• DATA
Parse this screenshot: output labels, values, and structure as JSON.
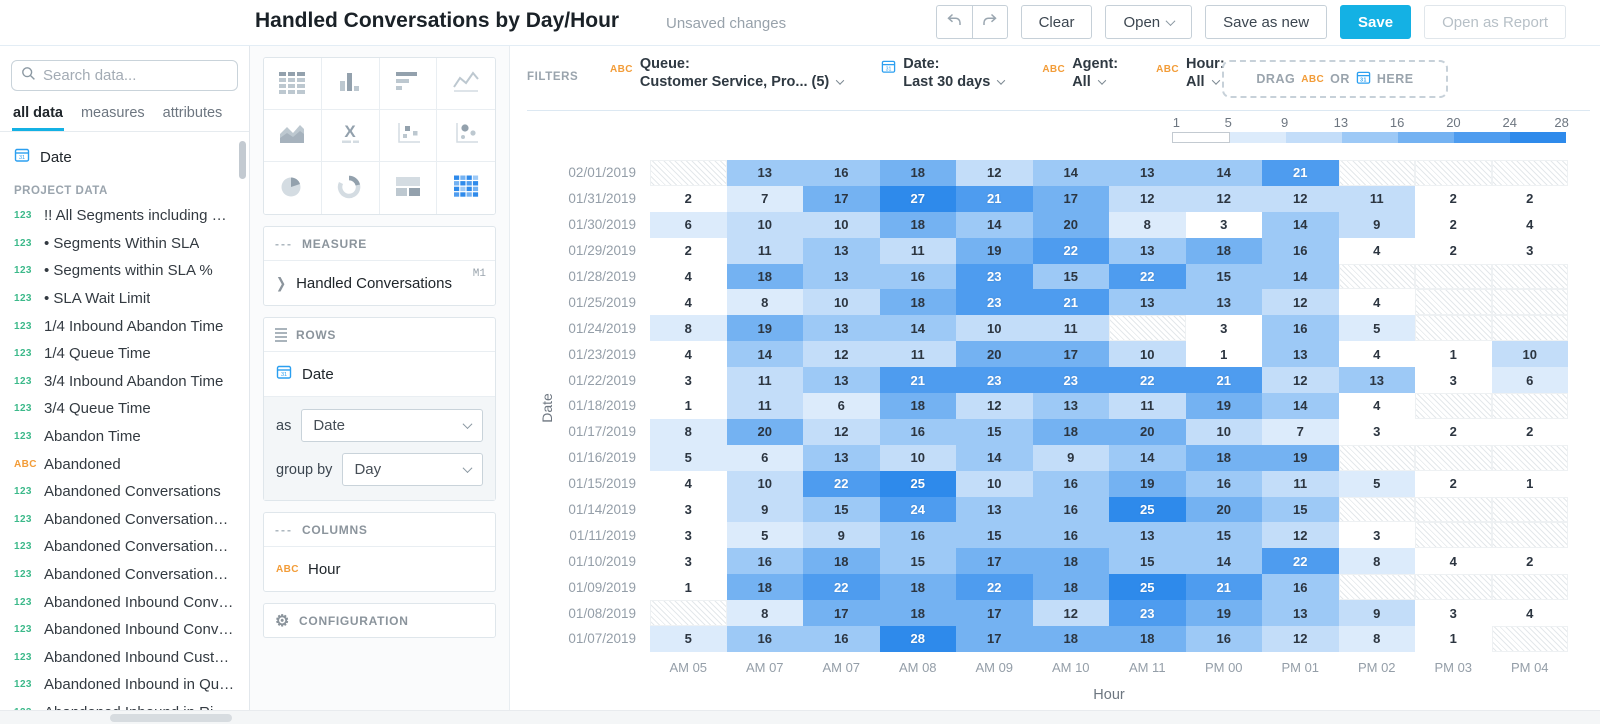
{
  "header": {
    "title": "Handled Conversations by Day/Hour",
    "status": "Unsaved changes",
    "clear_label": "Clear",
    "open_label": "Open",
    "save_as_new_label": "Save as new",
    "save_label": "Save",
    "open_as_report_label": "Open as Report"
  },
  "sidebar": {
    "search_placeholder": "Search data...",
    "tabs": [
      "all data",
      "measures",
      "attributes"
    ],
    "active_tab": "all data",
    "date_item": "Date",
    "section_label": "PROJECT DATA",
    "items": [
      {
        "icon": "123",
        "label": "!! All Segments including Virtual"
      },
      {
        "icon": "123",
        "label": "• Segments Within SLA"
      },
      {
        "icon": "123",
        "label": "• Segments within SLA %"
      },
      {
        "icon": "123",
        "label": "• SLA Wait Limit"
      },
      {
        "icon": "123",
        "label": "1/4 Inbound Abandon Time"
      },
      {
        "icon": "123",
        "label": "1/4 Queue Time"
      },
      {
        "icon": "123",
        "label": "3/4 Inbound Abandon Time"
      },
      {
        "icon": "123",
        "label": "3/4 Queue Time"
      },
      {
        "icon": "123",
        "label": "Abandon Time"
      },
      {
        "icon": "ABC",
        "label": "Abandoned"
      },
      {
        "icon": "123",
        "label": "Abandoned Conversations"
      },
      {
        "icon": "123",
        "label": "Abandoned Conversations %"
      },
      {
        "icon": "123",
        "label": "Abandoned Conversations in..."
      },
      {
        "icon": "123",
        "label": "Abandoned Conversations in..."
      },
      {
        "icon": "123",
        "label": "Abandoned Inbound Convers..."
      },
      {
        "icon": "123",
        "label": "Abandoned Inbound Convers..."
      },
      {
        "icon": "123",
        "label": "Abandoned Inbound Custom..."
      },
      {
        "icon": "123",
        "label": "Abandoned Inbound in Queue"
      },
      {
        "icon": "123",
        "label": "Abandoned Inbound in Ri..."
      }
    ]
  },
  "builder": {
    "vis_types": [
      "table",
      "column-chart",
      "bar-chart",
      "line-chart",
      "area-chart",
      "headline",
      "scatter-plot",
      "bubble-chart",
      "pie-chart",
      "donut-chart",
      "treemap",
      "heatmap"
    ],
    "selected_vis": "heatmap",
    "measure_section": "MEASURE",
    "measure_label": "Handled Conversations",
    "measure_tag": "M1",
    "rows_section": "ROWS",
    "rows_item": "Date",
    "as_label": "as",
    "as_value": "Date",
    "group_by_label": "group by",
    "group_by_value": "Day",
    "columns_section": "COLUMNS",
    "columns_item": "Hour",
    "configuration_section": "CONFIGURATION"
  },
  "filters": {
    "caption": "FILTERS",
    "items": [
      {
        "icon": "abc",
        "label": "Queue:",
        "value": "Customer Service, Pro... (5)"
      },
      {
        "icon": "date",
        "label": "Date:",
        "value": "Last 30 days"
      },
      {
        "icon": "abc",
        "label": "Agent:",
        "value": "All"
      },
      {
        "icon": "abc",
        "label": "Hour:",
        "value": "All"
      }
    ],
    "drag": {
      "prefix": "DRAG",
      "abc": "ABC",
      "or": "OR",
      "here": "HERE"
    }
  },
  "colors": {
    "accent": "#14b1e4",
    "measure_green": "#3cb98a",
    "attribute_orange": "#f29c38",
    "date_blue": "#2b9ff0",
    "heat_scale": [
      "#ffffff",
      "#dcebfb",
      "#c3ddf9",
      "#9dc9f6",
      "#74b2f2",
      "#4e9cef",
      "#2e8aeb"
    ]
  },
  "chart_data": {
    "type": "heatmap",
    "title": "Handled Conversations by Day/Hour",
    "xlabel": "Hour",
    "ylabel": "Date",
    "legend_labels": [
      "1",
      "5",
      "9",
      "13",
      "16",
      "20",
      "24",
      "28"
    ],
    "value_range": [
      1,
      28
    ],
    "columns": [
      "AM 05",
      "AM 07",
      "AM 07",
      "AM 08",
      "AM 09",
      "AM 10",
      "AM 11",
      "PM 00",
      "PM 01",
      "PM 02",
      "PM 03",
      "PM 04"
    ],
    "rows": [
      "02/01/2019",
      "01/31/2019",
      "01/30/2019",
      "01/29/2019",
      "01/28/2019",
      "01/25/2019",
      "01/24/2019",
      "01/23/2019",
      "01/22/2019",
      "01/18/2019",
      "01/17/2019",
      "01/16/2019",
      "01/15/2019",
      "01/14/2019",
      "01/11/2019",
      "01/10/2019",
      "01/09/2019",
      "01/08/2019",
      "01/07/2019"
    ],
    "values": [
      [
        null,
        13,
        16,
        18,
        12,
        14,
        13,
        14,
        21,
        null,
        null,
        null
      ],
      [
        2,
        7,
        17,
        27,
        21,
        17,
        12,
        12,
        12,
        11,
        2,
        2
      ],
      [
        6,
        10,
        10,
        18,
        14,
        20,
        8,
        3,
        14,
        9,
        2,
        4
      ],
      [
        2,
        11,
        13,
        11,
        19,
        22,
        13,
        18,
        16,
        4,
        2,
        3
      ],
      [
        4,
        18,
        13,
        16,
        23,
        15,
        22,
        15,
        14,
        null,
        null,
        null
      ],
      [
        4,
        8,
        10,
        18,
        23,
        21,
        13,
        13,
        12,
        4,
        null,
        null
      ],
      [
        8,
        19,
        13,
        14,
        10,
        11,
        null,
        3,
        16,
        5,
        null,
        null
      ],
      [
        4,
        14,
        12,
        11,
        20,
        17,
        10,
        1,
        13,
        4,
        1,
        10
      ],
      [
        3,
        11,
        13,
        21,
        23,
        23,
        22,
        21,
        12,
        13,
        3,
        6
      ],
      [
        1,
        11,
        6,
        18,
        12,
        13,
        11,
        19,
        14,
        4,
        null,
        null
      ],
      [
        8,
        20,
        12,
        16,
        15,
        18,
        20,
        10,
        7,
        3,
        2,
        2
      ],
      [
        5,
        6,
        13,
        10,
        14,
        9,
        14,
        18,
        19,
        null,
        null,
        null
      ],
      [
        4,
        10,
        22,
        25,
        10,
        16,
        19,
        16,
        11,
        5,
        2,
        1
      ],
      [
        3,
        9,
        15,
        24,
        13,
        16,
        25,
        20,
        15,
        null,
        null,
        null
      ],
      [
        3,
        5,
        9,
        16,
        15,
        16,
        13,
        15,
        12,
        3,
        null,
        null
      ],
      [
        3,
        16,
        18,
        15,
        17,
        18,
        15,
        14,
        22,
        8,
        4,
        2
      ],
      [
        1,
        18,
        22,
        18,
        22,
        18,
        25,
        21,
        16,
        null,
        null,
        null
      ],
      [
        null,
        8,
        17,
        18,
        17,
        12,
        23,
        19,
        13,
        9,
        3,
        4
      ],
      [
        5,
        16,
        16,
        28,
        17,
        18,
        18,
        16,
        12,
        8,
        1,
        null
      ]
    ]
  }
}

• WRITTEN EXERCISE
Omit the pictures. Transcribe every record exactly.

• COMPLETED EXERCISE
Parse this screenshot: output labels, values, and structure as JSON.
{
  "header": {
    "title": "Handled Conversations by Day/Hour",
    "status": "Unsaved changes",
    "clear_label": "Clear",
    "open_label": "Open",
    "save_as_new_label": "Save as new",
    "save_label": "Save",
    "open_as_report_label": "Open as Report"
  },
  "sidebar": {
    "search_placeholder": "Search data...",
    "tabs": [
      "all data",
      "measures",
      "attributes"
    ],
    "active_tab": "all data",
    "date_item": "Date",
    "section_label": "PROJECT DATA",
    "items": [
      {
        "icon": "123",
        "label": "!! All Segments including Virtual"
      },
      {
        "icon": "123",
        "label": "• Segments Within SLA"
      },
      {
        "icon": "123",
        "label": "• Segments within SLA %"
      },
      {
        "icon": "123",
        "label": "• SLA Wait Limit"
      },
      {
        "icon": "123",
        "label": "1/4 Inbound Abandon Time"
      },
      {
        "icon": "123",
        "label": "1/4 Queue Time"
      },
      {
        "icon": "123",
        "label": "3/4 Inbound Abandon Time"
      },
      {
        "icon": "123",
        "label": "3/4 Queue Time"
      },
      {
        "icon": "123",
        "label": "Abandon Time"
      },
      {
        "icon": "ABC",
        "label": "Abandoned"
      },
      {
        "icon": "123",
        "label": "Abandoned Conversations"
      },
      {
        "icon": "123",
        "label": "Abandoned Conversations %"
      },
      {
        "icon": "123",
        "label": "Abandoned Conversations in..."
      },
      {
        "icon": "123",
        "label": "Abandoned Conversations in..."
      },
      {
        "icon": "123",
        "label": "Abandoned Inbound Convers..."
      },
      {
        "icon": "123",
        "label": "Abandoned Inbound Convers..."
      },
      {
        "icon": "123",
        "label": "Abandoned Inbound Custom..."
      },
      {
        "icon": "123",
        "label": "Abandoned Inbound in Queue"
      },
      {
        "icon": "123",
        "label": "Abandoned Inbound in Ri..."
      }
    ]
  },
  "builder": {
    "vis_types": [
      "table",
      "column-chart",
      "bar-chart",
      "line-chart",
      "area-chart",
      "headline",
      "scatter-plot",
      "bubble-chart",
      "pie-chart",
      "donut-chart",
      "treemap",
      "heatmap"
    ],
    "selected_vis": "heatmap",
    "measure_section": "MEASURE",
    "measure_label": "Handled Conversations",
    "measure_tag": "M1",
    "rows_section": "ROWS",
    "rows_item": "Date",
    "as_label": "as",
    "as_value": "Date",
    "group_by_label": "group by",
    "group_by_value": "Day",
    "columns_section": "COLUMNS",
    "columns_item": "Hour",
    "configuration_section": "CONFIGURATION"
  },
  "filters": {
    "caption": "FILTERS",
    "items": [
      {
        "icon": "abc",
        "label": "Queue:",
        "value": "Customer Service, Pro... (5)"
      },
      {
        "icon": "date",
        "label": "Date:",
        "value": "Last 30 days"
      },
      {
        "icon": "abc",
        "label": "Agent:",
        "value": "All"
      },
      {
        "icon": "abc",
        "label": "Hour:",
        "value": "All"
      }
    ],
    "drag": {
      "prefix": "DRAG",
      "abc": "ABC",
      "or": "OR",
      "here": "HERE"
    }
  },
  "colors": {
    "accent": "#14b1e4",
    "measure_green": "#3cb98a",
    "attribute_orange": "#f29c38",
    "date_blue": "#2b9ff0",
    "heat_scale": [
      "#ffffff",
      "#dcebfb",
      "#c3ddf9",
      "#9dc9f6",
      "#74b2f2",
      "#4e9cef",
      "#2e8aeb"
    ]
  },
  "chart_data": {
    "type": "heatmap",
    "title": "Handled Conversations by Day/Hour",
    "xlabel": "Hour",
    "ylabel": "Date",
    "legend_labels": [
      "1",
      "5",
      "9",
      "13",
      "16",
      "20",
      "24",
      "28"
    ],
    "value_range": [
      1,
      28
    ],
    "columns": [
      "AM 05",
      "AM 07",
      "AM 07",
      "AM 08",
      "AM 09",
      "AM 10",
      "AM 11",
      "PM 00",
      "PM 01",
      "PM 02",
      "PM 03",
      "PM 04"
    ],
    "rows": [
      "02/01/2019",
      "01/31/2019",
      "01/30/2019",
      "01/29/2019",
      "01/28/2019",
      "01/25/2019",
      "01/24/2019",
      "01/23/2019",
      "01/22/2019",
      "01/18/2019",
      "01/17/2019",
      "01/16/2019",
      "01/15/2019",
      "01/14/2019",
      "01/11/2019",
      "01/10/2019",
      "01/09/2019",
      "01/08/2019",
      "01/07/2019"
    ],
    "values": [
      [
        null,
        13,
        16,
        18,
        12,
        14,
        13,
        14,
        21,
        null,
        null,
        null
      ],
      [
        2,
        7,
        17,
        27,
        21,
        17,
        12,
        12,
        12,
        11,
        2,
        2
      ],
      [
        6,
        10,
        10,
        18,
        14,
        20,
        8,
        3,
        14,
        9,
        2,
        4
      ],
      [
        2,
        11,
        13,
        11,
        19,
        22,
        13,
        18,
        16,
        4,
        2,
        3
      ],
      [
        4,
        18,
        13,
        16,
        23,
        15,
        22,
        15,
        14,
        null,
        null,
        null
      ],
      [
        4,
        8,
        10,
        18,
        23,
        21,
        13,
        13,
        12,
        4,
        null,
        null
      ],
      [
        8,
        19,
        13,
        14,
        10,
        11,
        null,
        3,
        16,
        5,
        null,
        null
      ],
      [
        4,
        14,
        12,
        11,
        20,
        17,
        10,
        1,
        13,
        4,
        1,
        10
      ],
      [
        3,
        11,
        13,
        21,
        23,
        23,
        22,
        21,
        12,
        13,
        3,
        6
      ],
      [
        1,
        11,
        6,
        18,
        12,
        13,
        11,
        19,
        14,
        4,
        null,
        null
      ],
      [
        8,
        20,
        12,
        16,
        15,
        18,
        20,
        10,
        7,
        3,
        2,
        2
      ],
      [
        5,
        6,
        13,
        10,
        14,
        9,
        14,
        18,
        19,
        null,
        null,
        null
      ],
      [
        4,
        10,
        22,
        25,
        10,
        16,
        19,
        16,
        11,
        5,
        2,
        1
      ],
      [
        3,
        9,
        15,
        24,
        13,
        16,
        25,
        20,
        15,
        null,
        null,
        null
      ],
      [
        3,
        5,
        9,
        16,
        15,
        16,
        13,
        15,
        12,
        3,
        null,
        null
      ],
      [
        3,
        16,
        18,
        15,
        17,
        18,
        15,
        14,
        22,
        8,
        4,
        2
      ],
      [
        1,
        18,
        22,
        18,
        22,
        18,
        25,
        21,
        16,
        null,
        null,
        null
      ],
      [
        null,
        8,
        17,
        18,
        17,
        12,
        23,
        19,
        13,
        9,
        3,
        4
      ],
      [
        5,
        16,
        16,
        28,
        17,
        18,
        18,
        16,
        12,
        8,
        1,
        null
      ]
    ]
  }
}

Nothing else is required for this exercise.